Exercise details ::
Print out the entries below with no edits.

-- Start of Input material --

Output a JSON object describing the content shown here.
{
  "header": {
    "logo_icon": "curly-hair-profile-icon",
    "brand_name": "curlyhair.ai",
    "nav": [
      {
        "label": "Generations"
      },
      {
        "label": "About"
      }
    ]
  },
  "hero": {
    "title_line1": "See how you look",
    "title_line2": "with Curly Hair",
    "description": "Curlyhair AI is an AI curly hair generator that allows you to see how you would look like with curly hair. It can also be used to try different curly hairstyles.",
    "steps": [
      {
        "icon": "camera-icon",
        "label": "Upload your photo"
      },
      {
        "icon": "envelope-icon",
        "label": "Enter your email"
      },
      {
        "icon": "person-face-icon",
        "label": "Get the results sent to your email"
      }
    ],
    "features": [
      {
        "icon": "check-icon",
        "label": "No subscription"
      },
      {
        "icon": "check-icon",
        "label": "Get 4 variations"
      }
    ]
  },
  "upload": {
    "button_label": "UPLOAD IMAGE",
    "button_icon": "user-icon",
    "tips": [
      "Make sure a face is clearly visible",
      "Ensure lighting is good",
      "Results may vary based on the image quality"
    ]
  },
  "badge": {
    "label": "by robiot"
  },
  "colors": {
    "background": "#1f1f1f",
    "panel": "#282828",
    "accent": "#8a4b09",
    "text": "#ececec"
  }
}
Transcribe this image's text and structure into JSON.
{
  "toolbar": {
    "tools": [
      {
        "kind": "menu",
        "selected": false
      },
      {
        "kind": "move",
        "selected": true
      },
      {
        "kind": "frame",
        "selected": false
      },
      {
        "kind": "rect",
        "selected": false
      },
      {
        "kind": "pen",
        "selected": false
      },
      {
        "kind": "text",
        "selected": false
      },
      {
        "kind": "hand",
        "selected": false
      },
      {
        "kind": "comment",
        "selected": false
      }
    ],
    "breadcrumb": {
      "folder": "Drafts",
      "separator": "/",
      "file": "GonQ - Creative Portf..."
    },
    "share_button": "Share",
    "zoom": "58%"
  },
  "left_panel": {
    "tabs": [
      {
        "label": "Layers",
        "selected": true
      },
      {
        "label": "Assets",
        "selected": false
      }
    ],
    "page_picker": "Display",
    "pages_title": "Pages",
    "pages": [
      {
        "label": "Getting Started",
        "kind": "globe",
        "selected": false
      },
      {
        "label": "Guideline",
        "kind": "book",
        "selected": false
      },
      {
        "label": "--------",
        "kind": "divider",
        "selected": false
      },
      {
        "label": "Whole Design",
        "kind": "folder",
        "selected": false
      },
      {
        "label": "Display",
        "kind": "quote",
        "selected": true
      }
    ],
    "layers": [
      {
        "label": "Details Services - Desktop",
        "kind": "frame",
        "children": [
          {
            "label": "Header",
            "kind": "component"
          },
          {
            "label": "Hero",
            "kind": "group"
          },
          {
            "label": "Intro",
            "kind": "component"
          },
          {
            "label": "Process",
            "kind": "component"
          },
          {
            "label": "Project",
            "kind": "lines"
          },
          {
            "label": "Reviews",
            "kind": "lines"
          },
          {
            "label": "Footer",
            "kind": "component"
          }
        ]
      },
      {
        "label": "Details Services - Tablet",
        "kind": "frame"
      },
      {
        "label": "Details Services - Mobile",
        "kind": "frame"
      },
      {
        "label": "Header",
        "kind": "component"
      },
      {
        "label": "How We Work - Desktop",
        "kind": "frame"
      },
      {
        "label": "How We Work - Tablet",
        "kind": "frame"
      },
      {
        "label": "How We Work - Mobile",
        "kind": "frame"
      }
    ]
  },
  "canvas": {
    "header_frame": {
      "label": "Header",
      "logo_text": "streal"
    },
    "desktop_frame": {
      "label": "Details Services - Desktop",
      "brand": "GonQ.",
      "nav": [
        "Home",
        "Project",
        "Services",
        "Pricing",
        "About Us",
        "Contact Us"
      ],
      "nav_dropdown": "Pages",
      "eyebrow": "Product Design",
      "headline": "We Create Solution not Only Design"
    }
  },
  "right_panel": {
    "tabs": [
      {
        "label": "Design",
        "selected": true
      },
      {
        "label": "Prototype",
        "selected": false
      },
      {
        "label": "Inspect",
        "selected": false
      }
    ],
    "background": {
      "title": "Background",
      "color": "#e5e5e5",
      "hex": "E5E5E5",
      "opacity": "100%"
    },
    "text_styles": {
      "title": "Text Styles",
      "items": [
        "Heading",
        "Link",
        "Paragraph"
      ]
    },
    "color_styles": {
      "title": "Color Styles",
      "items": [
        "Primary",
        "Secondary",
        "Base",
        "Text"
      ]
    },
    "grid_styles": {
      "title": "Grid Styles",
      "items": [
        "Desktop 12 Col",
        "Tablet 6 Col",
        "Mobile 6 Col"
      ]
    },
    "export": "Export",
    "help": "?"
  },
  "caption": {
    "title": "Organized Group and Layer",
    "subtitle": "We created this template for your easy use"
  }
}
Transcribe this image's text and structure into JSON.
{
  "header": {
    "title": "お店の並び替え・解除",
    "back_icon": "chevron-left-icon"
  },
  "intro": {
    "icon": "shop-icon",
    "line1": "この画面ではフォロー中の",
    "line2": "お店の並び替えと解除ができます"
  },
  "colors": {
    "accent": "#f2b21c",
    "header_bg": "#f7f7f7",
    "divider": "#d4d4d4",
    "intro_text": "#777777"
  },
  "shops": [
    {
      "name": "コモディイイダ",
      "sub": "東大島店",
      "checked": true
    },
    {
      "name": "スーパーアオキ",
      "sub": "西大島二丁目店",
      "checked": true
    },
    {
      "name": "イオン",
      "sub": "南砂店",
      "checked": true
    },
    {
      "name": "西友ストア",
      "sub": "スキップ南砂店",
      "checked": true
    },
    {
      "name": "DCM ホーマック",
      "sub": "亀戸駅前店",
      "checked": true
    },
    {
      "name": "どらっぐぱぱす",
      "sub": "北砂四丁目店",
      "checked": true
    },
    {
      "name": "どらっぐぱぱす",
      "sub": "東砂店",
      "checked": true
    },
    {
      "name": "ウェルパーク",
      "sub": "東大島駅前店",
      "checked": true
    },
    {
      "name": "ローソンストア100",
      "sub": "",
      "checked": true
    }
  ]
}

-- End of Input material --

Result of the task ::
Output a JSON object describing the content shown here.
{
  "header": {
    "logo_icon": "curly-hair-profile-icon",
    "brand_name": "curlyhair.ai",
    "nav": [
      {
        "label": "Generations"
      },
      {
        "label": "About"
      }
    ]
  },
  "hero": {
    "title_line1": "See how you look",
    "title_line2": "with Curly Hair",
    "description": "Curlyhair AI is an AI curly hair generator that allows you to see how you would look like with curly hair. It can also be used to try different curly hairstyles.",
    "steps": [
      {
        "icon": "camera-icon",
        "label": "Upload your photo"
      },
      {
        "icon": "envelope-icon",
        "label": "Enter your email"
      },
      {
        "icon": "person-face-icon",
        "label": "Get the results sent to your email"
      }
    ],
    "features": [
      {
        "icon": "check-icon",
        "label": "No subscription"
      },
      {
        "icon": "check-icon",
        "label": "Get 4 variations"
      }
    ]
  },
  "upload": {
    "button_label": "UPLOAD IMAGE",
    "button_icon": "user-icon",
    "tips": [
      "Make sure a face is clearly visible",
      "Ensure lighting is good",
      "Results may vary based on the image quality"
    ]
  },
  "badge": {
    "label": "by robiot"
  },
  "colors": {
    "background": "#1f1f1f",
    "panel": "#282828",
    "accent": "#8a4b09",
    "text": "#ececec"
  }
}
Transcribe this image's text and structure into JSON.
{
  "toolbar": {
    "tools": [
      {
        "kind": "menu",
        "selected": false
      },
      {
        "kind": "move",
        "selected": true
      },
      {
        "kind": "frame",
        "selected": false
      },
      {
        "kind": "rect",
        "selected": false
      },
      {
        "kind": "pen",
        "selected": false
      },
      {
        "kind": "text",
        "selected": false
      },
      {
        "kind": "hand",
        "selected": false
      },
      {
        "kind": "comment",
        "selected": false
      }
    ],
    "breadcrumb": {
      "folder": "Drafts",
      "separator": "/",
      "file": "GonQ - Creative Portf..."
    },
    "share_button": "Share",
    "zoom": "58%"
  },
  "left_panel": {
    "tabs": [
      {
        "label": "Layers",
        "selected": true
      },
      {
        "label": "Assets",
        "selected": false
      }
    ],
    "page_picker": "Display",
    "pages_title": "Pages",
    "pages": [
      {
        "label": "Getting Started",
        "kind": "globe",
        "selected": false
      },
      {
        "label": "Guideline",
        "kind": "book",
        "selected": false
      },
      {
        "label": "--------",
        "kind": "divider",
        "selected": false
      },
      {
        "label": "Whole Design",
        "kind": "folder",
        "selected": false
      },
      {
        "label": "Display",
        "kind": "quote",
        "selected": true
      }
    ],
    "layers": [
      {
        "label": "Details Services - Desktop",
        "kind": "frame",
        "children": [
          {
            "label": "Header",
            "kind": "component"
          },
          {
            "label": "Hero",
            "kind": "group"
          },
          {
            "label": "Intro",
            "kind": "component"
          },
          {
            "label": "Process",
            "kind": "component"
          },
          {
            "label": "Project",
            "kind": "lines"
          },
          {
            "label": "Reviews",
            "kind": "lines"
          },
          {
            "label": "Footer",
            "kind": "component"
          }
        ]
      },
      {
        "label": "Details Services - Tablet",
        "kind": "frame"
      },
      {
        "label": "Details Services - Mobile",
        "kind": "frame"
      },
      {
        "label": "Header",
        "kind": "component"
      },
      {
        "label": "How We Work - Desktop",
        "kind": "frame"
      },
      {
        "label": "How We Work - Tablet",
        "kind": "frame"
      },
      {
        "label": "How We Work - Mobile",
        "kind": "frame"
      }
    ]
  },
  "canvas": {
    "header_frame": {
      "label": "Header",
      "logo_text": "streal"
    },
    "desktop_frame": {
      "label": "Details Services - Desktop",
      "brand": "GonQ.",
      "nav": [
        "Home",
        "Project",
        "Services",
        "Pricing",
        "About Us",
        "Contact Us"
      ],
      "nav_dropdown": "Pages",
      "eyebrow": "Product Design",
      "headline": "We Create Solution not Only Design"
    }
  },
  "right_panel": {
    "tabs": [
      {
        "label": "Design",
        "selected": true
      },
      {
        "label": "Prototype",
        "selected": false
      },
      {
        "label": "Inspect",
        "selected": false
      }
    ],
    "background": {
      "title": "Background",
      "color": "#e5e5e5",
      "hex": "E5E5E5",
      "opacity": "100%"
    },
    "text_styles": {
      "title": "Text Styles",
      "items": [
        "Heading",
        "Link",
        "Paragraph"
      ]
    },
    "color_styles": {
      "title": "Color Styles",
      "items": [
        "Primary",
        "Secondary",
        "Base",
        "Text"
      ]
    },
    "grid_styles": {
      "title": "Grid Styles",
      "items": [
        "Desktop 12 Col",
        "Tablet 6 Col",
        "Mobile 6 Col"
      ]
    },
    "export": "Export",
    "help": "?"
  },
  "caption": {
    "title": "Organized Group and Layer",
    "subtitle": "We created this template for your easy use"
  }
}
Transcribe this image's text and structure into JSON.
{
  "header": {
    "title": "お店の並び替え・解除",
    "back_icon": "chevron-left-icon"
  },
  "intro": {
    "icon": "shop-icon",
    "line1": "この画面ではフォロー中の",
    "line2": "お店の並び替えと解除ができます"
  },
  "colors": {
    "accent": "#f2b21c",
    "header_bg": "#f7f7f7",
    "divider": "#d4d4d4",
    "intro_text": "#777777"
  },
  "shops": [
    {
      "name": "コモディイイダ",
      "sub": "東大島店",
      "checked": true
    },
    {
      "name": "スーパーアオキ",
      "sub": "西大島二丁目店",
      "checked": true
    },
    {
      "name": "イオン",
      "sub": "南砂店",
      "checked": true
    },
    {
      "name": "西友ストア",
      "sub": "スキップ南砂店",
      "checked": true
    },
    {
      "name": "DCM ホーマック",
      "sub": "亀戸駅前店",
      "checked": true
    },
    {
      "name": "どらっぐぱぱす",
      "sub": "北砂四丁目店",
      "checked": true
    },
    {
      "name": "どらっぐぱぱす",
      "sub": "東砂店",
      "checked": true
    },
    {
      "name": "ウェルパーク",
      "sub": "東大島駅前店",
      "checked": true
    },
    {
      "name": "ローソンストア100",
      "sub": "",
      "checked": true
    }
  ]
}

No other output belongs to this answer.